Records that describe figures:
----
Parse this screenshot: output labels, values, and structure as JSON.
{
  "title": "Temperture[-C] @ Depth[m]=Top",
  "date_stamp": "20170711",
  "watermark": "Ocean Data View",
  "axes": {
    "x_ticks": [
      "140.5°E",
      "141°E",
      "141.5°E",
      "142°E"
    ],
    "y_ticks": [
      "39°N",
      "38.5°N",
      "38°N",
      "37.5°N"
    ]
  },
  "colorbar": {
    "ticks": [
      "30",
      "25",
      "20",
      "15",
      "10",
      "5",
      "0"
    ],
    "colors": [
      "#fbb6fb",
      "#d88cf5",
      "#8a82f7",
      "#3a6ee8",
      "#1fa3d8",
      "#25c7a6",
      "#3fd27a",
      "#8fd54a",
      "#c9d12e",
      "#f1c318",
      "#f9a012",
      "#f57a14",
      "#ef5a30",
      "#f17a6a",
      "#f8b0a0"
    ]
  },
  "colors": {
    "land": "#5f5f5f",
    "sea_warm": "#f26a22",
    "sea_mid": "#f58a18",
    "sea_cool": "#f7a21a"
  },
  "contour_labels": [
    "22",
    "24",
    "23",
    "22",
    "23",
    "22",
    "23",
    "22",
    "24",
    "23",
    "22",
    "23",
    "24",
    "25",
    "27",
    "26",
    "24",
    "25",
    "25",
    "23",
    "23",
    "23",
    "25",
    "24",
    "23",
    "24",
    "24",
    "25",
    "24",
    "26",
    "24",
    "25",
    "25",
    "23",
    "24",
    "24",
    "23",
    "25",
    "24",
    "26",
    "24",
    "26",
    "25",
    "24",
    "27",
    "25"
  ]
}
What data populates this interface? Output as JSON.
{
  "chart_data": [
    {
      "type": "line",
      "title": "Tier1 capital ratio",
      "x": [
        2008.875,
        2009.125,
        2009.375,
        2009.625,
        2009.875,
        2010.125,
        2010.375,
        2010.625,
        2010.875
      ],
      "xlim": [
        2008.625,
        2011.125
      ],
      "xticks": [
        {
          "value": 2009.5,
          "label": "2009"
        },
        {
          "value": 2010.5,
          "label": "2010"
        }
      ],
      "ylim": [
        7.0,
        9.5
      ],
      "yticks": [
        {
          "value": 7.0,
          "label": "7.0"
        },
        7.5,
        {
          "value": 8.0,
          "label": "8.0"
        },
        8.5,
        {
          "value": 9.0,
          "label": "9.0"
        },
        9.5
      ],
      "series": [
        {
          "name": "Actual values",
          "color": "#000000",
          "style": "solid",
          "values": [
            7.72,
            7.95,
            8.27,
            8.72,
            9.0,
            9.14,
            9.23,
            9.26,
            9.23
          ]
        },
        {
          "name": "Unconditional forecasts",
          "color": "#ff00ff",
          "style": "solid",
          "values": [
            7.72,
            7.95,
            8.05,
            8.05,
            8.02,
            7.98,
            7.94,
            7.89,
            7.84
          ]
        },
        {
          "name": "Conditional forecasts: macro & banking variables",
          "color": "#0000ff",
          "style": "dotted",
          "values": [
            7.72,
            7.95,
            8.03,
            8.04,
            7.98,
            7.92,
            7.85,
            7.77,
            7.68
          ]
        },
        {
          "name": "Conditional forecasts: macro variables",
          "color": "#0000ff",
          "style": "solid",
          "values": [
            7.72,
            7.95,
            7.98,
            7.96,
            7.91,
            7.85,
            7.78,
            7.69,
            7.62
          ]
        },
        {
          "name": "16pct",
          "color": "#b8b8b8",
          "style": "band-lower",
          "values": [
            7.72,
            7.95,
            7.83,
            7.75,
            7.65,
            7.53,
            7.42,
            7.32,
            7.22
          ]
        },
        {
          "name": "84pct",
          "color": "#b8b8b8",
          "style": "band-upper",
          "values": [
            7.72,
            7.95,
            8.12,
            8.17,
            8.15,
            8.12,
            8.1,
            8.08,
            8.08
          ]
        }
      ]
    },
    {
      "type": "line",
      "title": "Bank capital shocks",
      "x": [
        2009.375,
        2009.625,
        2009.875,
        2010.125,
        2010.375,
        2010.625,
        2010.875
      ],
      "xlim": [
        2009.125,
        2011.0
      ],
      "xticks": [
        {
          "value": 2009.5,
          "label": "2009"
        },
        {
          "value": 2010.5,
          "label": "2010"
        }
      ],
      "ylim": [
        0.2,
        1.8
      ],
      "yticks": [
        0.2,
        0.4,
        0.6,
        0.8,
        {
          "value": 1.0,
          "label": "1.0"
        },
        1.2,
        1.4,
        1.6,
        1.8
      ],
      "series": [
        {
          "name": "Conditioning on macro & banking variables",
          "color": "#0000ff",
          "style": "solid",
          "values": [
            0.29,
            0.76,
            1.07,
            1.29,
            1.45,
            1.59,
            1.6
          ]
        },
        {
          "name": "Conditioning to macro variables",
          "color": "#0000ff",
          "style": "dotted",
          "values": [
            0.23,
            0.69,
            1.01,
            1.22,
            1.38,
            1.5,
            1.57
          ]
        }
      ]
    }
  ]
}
----
*YOUR GOAL:* Repeat the data precisely, reproducing every entry.

*SOLUTION TO THIS EXERCISE:*
Parse this screenshot: output labels, values, and structure as JSON.
{
  "title": "Temperture[-C] @ Depth[m]=Top",
  "date_stamp": "20170711",
  "watermark": "Ocean Data View",
  "axes": {
    "x_ticks": [
      "140.5°E",
      "141°E",
      "141.5°E",
      "142°E"
    ],
    "y_ticks": [
      "39°N",
      "38.5°N",
      "38°N",
      "37.5°N"
    ]
  },
  "colorbar": {
    "ticks": [
      "30",
      "25",
      "20",
      "15",
      "10",
      "5",
      "0"
    ],
    "colors": [
      "#fbb6fb",
      "#d88cf5",
      "#8a82f7",
      "#3a6ee8",
      "#1fa3d8",
      "#25c7a6",
      "#3fd27a",
      "#8fd54a",
      "#c9d12e",
      "#f1c318",
      "#f9a012",
      "#f57a14",
      "#ef5a30",
      "#f17a6a",
      "#f8b0a0"
    ]
  },
  "colors": {
    "land": "#5f5f5f",
    "sea_warm": "#f26a22",
    "sea_mid": "#f58a18",
    "sea_cool": "#f7a21a"
  },
  "contour_labels": [
    "22",
    "24",
    "23",
    "22",
    "23",
    "22",
    "23",
    "22",
    "24",
    "23",
    "22",
    "23",
    "24",
    "25",
    "27",
    "26",
    "24",
    "25",
    "25",
    "23",
    "23",
    "23",
    "25",
    "24",
    "23",
    "24",
    "24",
    "25",
    "24",
    "26",
    "24",
    "25",
    "25",
    "23",
    "24",
    "24",
    "23",
    "25",
    "24",
    "26",
    "24",
    "26",
    "25",
    "24",
    "27",
    "25"
  ]
}
What data populates this interface? Output as JSON.
{
  "chart_data": [
    {
      "type": "line",
      "title": "Tier1 capital ratio",
      "x": [
        2008.875,
        2009.125,
        2009.375,
        2009.625,
        2009.875,
        2010.125,
        2010.375,
        2010.625,
        2010.875
      ],
      "xlim": [
        2008.625,
        2011.125
      ],
      "xticks": [
        {
          "value": 2009.5,
          "label": "2009"
        },
        {
          "value": 2010.5,
          "label": "2010"
        }
      ],
      "ylim": [
        7.0,
        9.5
      ],
      "yticks": [
        {
          "value": 7.0,
          "label": "7.0"
        },
        7.5,
        {
          "value": 8.0,
          "label": "8.0"
        },
        8.5,
        {
          "value": 9.0,
          "label": "9.0"
        },
        9.5
      ],
      "series": [
        {
          "name": "Actual values",
          "color": "#000000",
          "style": "solid",
          "values": [
            7.72,
            7.95,
            8.27,
            8.72,
            9.0,
            9.14,
            9.23,
            9.26,
            9.23
          ]
        },
        {
          "name": "Unconditional forecasts",
          "color": "#ff00ff",
          "style": "solid",
          "values": [
            7.72,
            7.95,
            8.05,
            8.05,
            8.02,
            7.98,
            7.94,
            7.89,
            7.84
          ]
        },
        {
          "name": "Conditional forecasts: macro & banking variables",
          "color": "#0000ff",
          "style": "dotted",
          "values": [
            7.72,
            7.95,
            8.03,
            8.04,
            7.98,
            7.92,
            7.85,
            7.77,
            7.68
          ]
        },
        {
          "name": "Conditional forecasts: macro variables",
          "color": "#0000ff",
          "style": "solid",
          "values": [
            7.72,
            7.95,
            7.98,
            7.96,
            7.91,
            7.85,
            7.78,
            7.69,
            7.62
          ]
        },
        {
          "name": "16pct",
          "color": "#b8b8b8",
          "style": "band-lower",
          "values": [
            7.72,
            7.95,
            7.83,
            7.75,
            7.65,
            7.53,
            7.42,
            7.32,
            7.22
          ]
        },
        {
          "name": "84pct",
          "color": "#b8b8b8",
          "style": "band-upper",
          "values": [
            7.72,
            7.95,
            8.12,
            8.17,
            8.15,
            8.12,
            8.1,
            8.08,
            8.08
          ]
        }
      ]
    },
    {
      "type": "line",
      "title": "Bank capital shocks",
      "x": [
        2009.375,
        2009.625,
        2009.875,
        2010.125,
        2010.375,
        2010.625,
        2010.875
      ],
      "xlim": [
        2009.125,
        2011.0
      ],
      "xticks": [
        {
          "value": 2009.5,
          "label": "2009"
        },
        {
          "value": 2010.5,
          "label": "2010"
        }
      ],
      "ylim": [
        0.2,
        1.8
      ],
      "yticks": [
        0.2,
        0.4,
        0.6,
        0.8,
        {
          "value": 1.0,
          "label": "1.0"
        },
        1.2,
        1.4,
        1.6,
        1.8
      ],
      "series": [
        {
          "name": "Conditioning on macro & banking variables",
          "color": "#0000ff",
          "style": "solid",
          "values": [
            0.29,
            0.76,
            1.07,
            1.29,
            1.45,
            1.59,
            1.6
          ]
        },
        {
          "name": "Conditioning to macro variables",
          "color": "#0000ff",
          "style": "dotted",
          "values": [
            0.23,
            0.69,
            1.01,
            1.22,
            1.38,
            1.5,
            1.57
          ]
        }
      ]
    }
  ]
}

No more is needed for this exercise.